— START —

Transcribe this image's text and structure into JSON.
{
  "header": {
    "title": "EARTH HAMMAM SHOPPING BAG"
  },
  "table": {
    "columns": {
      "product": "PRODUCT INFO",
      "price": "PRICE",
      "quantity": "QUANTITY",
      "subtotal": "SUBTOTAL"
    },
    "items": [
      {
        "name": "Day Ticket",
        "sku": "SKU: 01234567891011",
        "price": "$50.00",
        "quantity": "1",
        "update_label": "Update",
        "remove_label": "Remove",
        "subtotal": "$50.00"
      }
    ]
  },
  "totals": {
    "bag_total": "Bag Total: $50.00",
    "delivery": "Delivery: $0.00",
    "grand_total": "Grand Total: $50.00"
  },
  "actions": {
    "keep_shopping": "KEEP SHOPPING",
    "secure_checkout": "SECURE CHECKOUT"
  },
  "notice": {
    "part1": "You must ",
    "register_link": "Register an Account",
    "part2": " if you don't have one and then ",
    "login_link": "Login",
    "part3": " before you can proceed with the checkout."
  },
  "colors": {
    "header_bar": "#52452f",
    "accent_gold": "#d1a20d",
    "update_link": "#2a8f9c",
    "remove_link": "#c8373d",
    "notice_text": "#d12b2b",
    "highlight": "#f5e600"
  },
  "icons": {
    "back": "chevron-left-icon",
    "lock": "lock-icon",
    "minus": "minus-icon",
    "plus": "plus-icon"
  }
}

— END —

Written instruction: Reproduce all of the entries word for word.

Exercise result:
Transcribe this image's text and structure into JSON.
{
  "header": {
    "title": "EARTH HAMMAM SHOPPING BAG"
  },
  "table": {
    "columns": {
      "product": "PRODUCT INFO",
      "price": "PRICE",
      "quantity": "QUANTITY",
      "subtotal": "SUBTOTAL"
    },
    "items": [
      {
        "name": "Day Ticket",
        "sku": "SKU: 01234567891011",
        "price": "$50.00",
        "quantity": "1",
        "update_label": "Update",
        "remove_label": "Remove",
        "subtotal": "$50.00"
      }
    ]
  },
  "totals": {
    "bag_total": "Bag Total: $50.00",
    "delivery": "Delivery: $0.00",
    "grand_total": "Grand Total: $50.00"
  },
  "actions": {
    "keep_shopping": "KEEP SHOPPING",
    "secure_checkout": "SECURE CHECKOUT"
  },
  "notice": {
    "part1": "You must ",
    "register_link": "Register an Account",
    "part2": " if you don't have one and then ",
    "login_link": "Login",
    "part3": " before you can proceed with the checkout."
  },
  "colors": {
    "header_bar": "#52452f",
    "accent_gold": "#d1a20d",
    "update_link": "#2a8f9c",
    "remove_link": "#c8373d",
    "notice_text": "#d12b2b",
    "highlight": "#f5e600"
  },
  "icons": {
    "back": "chevron-left-icon",
    "lock": "lock-icon",
    "minus": "minus-icon",
    "plus": "plus-icon"
  }
}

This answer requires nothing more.